## Data extracted from a collection

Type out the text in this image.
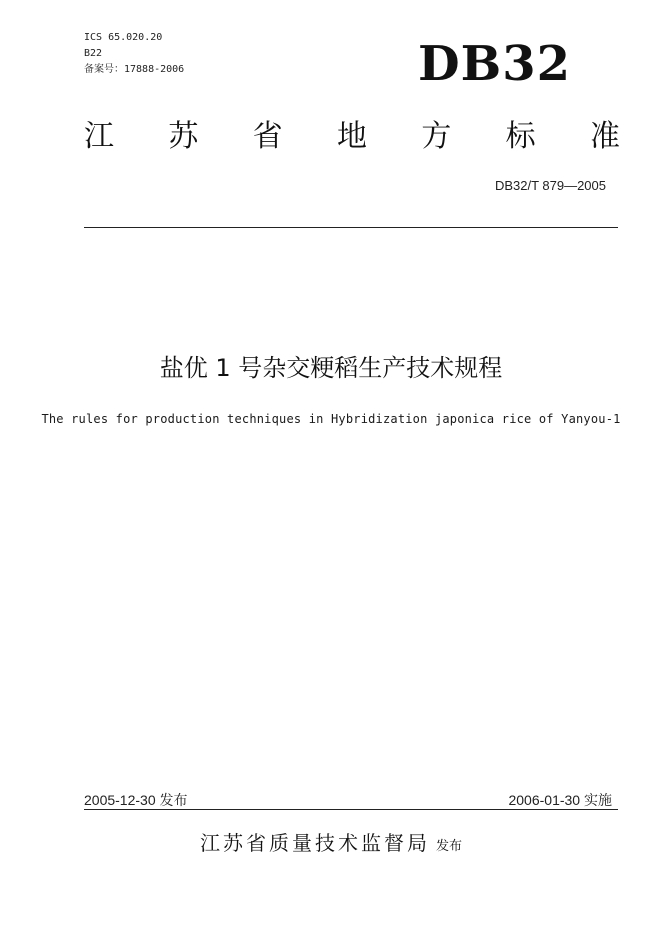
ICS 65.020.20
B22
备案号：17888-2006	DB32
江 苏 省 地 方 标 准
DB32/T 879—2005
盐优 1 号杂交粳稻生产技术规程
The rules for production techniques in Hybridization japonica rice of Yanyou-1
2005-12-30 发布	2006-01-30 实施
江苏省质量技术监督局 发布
* * *
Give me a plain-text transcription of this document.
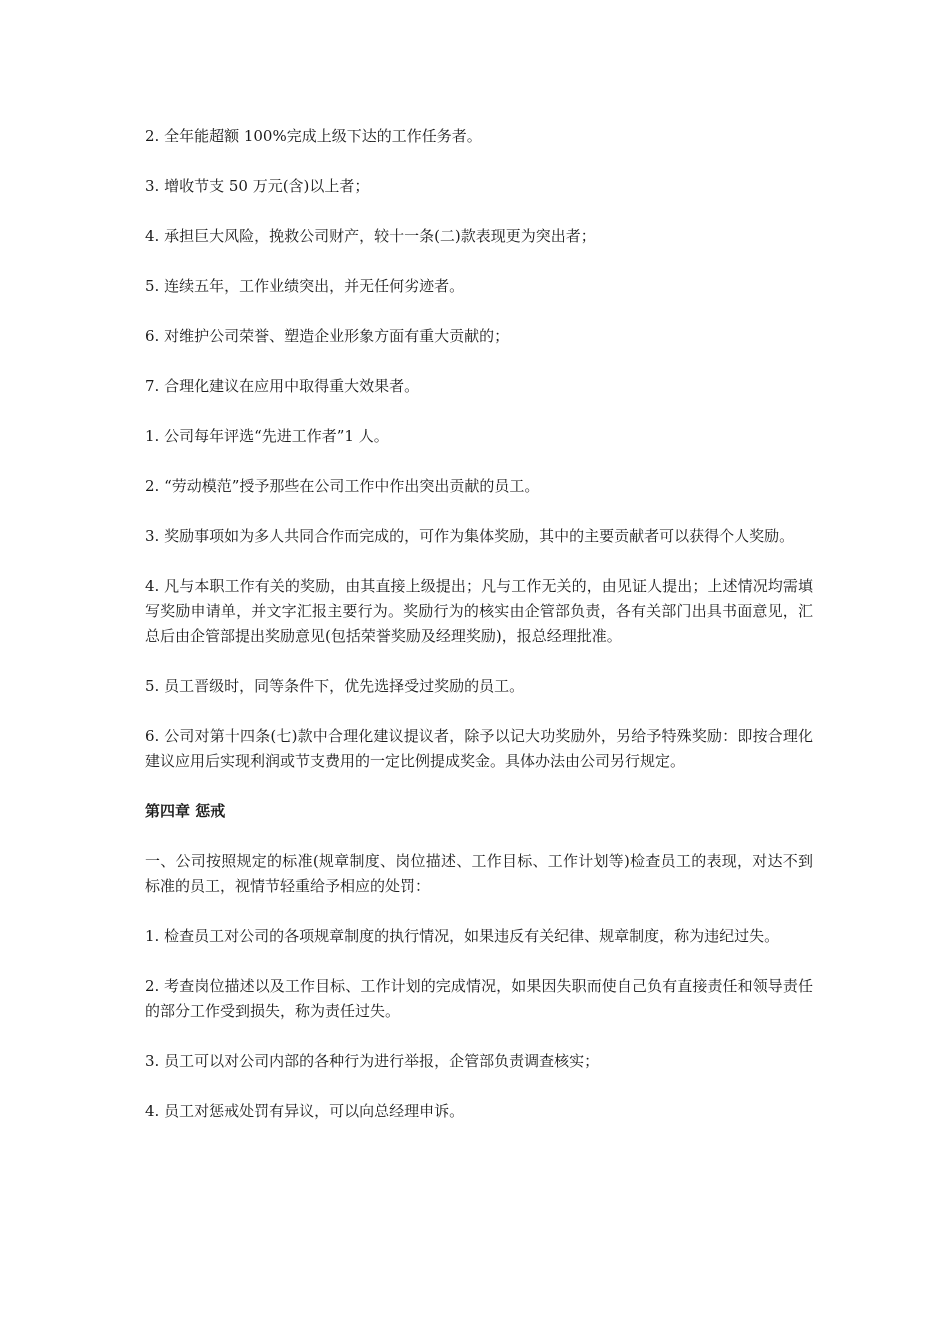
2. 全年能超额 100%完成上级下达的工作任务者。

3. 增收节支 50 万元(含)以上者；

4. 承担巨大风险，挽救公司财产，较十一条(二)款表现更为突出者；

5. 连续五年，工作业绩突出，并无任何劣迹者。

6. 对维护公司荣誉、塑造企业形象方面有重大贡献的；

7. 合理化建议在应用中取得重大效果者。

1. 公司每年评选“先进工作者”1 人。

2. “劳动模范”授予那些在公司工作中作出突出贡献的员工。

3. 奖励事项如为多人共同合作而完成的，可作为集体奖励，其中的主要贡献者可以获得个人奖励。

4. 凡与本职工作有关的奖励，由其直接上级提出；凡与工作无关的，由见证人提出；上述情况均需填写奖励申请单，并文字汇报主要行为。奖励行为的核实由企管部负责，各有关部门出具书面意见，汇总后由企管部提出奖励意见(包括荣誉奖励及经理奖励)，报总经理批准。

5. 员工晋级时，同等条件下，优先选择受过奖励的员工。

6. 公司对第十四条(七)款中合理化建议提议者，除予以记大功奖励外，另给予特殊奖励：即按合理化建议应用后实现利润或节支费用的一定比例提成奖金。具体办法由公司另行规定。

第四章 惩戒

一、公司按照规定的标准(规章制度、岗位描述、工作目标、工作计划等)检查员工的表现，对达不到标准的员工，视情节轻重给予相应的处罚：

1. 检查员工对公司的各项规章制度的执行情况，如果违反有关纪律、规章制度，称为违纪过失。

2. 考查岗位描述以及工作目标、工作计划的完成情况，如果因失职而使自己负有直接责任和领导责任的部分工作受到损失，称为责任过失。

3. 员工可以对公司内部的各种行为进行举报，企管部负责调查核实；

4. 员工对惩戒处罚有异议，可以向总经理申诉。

## SHORT PROBLEM
Filter the entries above down to the lines containing the word "text".

## EXERCISE RESULT
Type out the text in this image.
Give me a plain-text transcription of this document.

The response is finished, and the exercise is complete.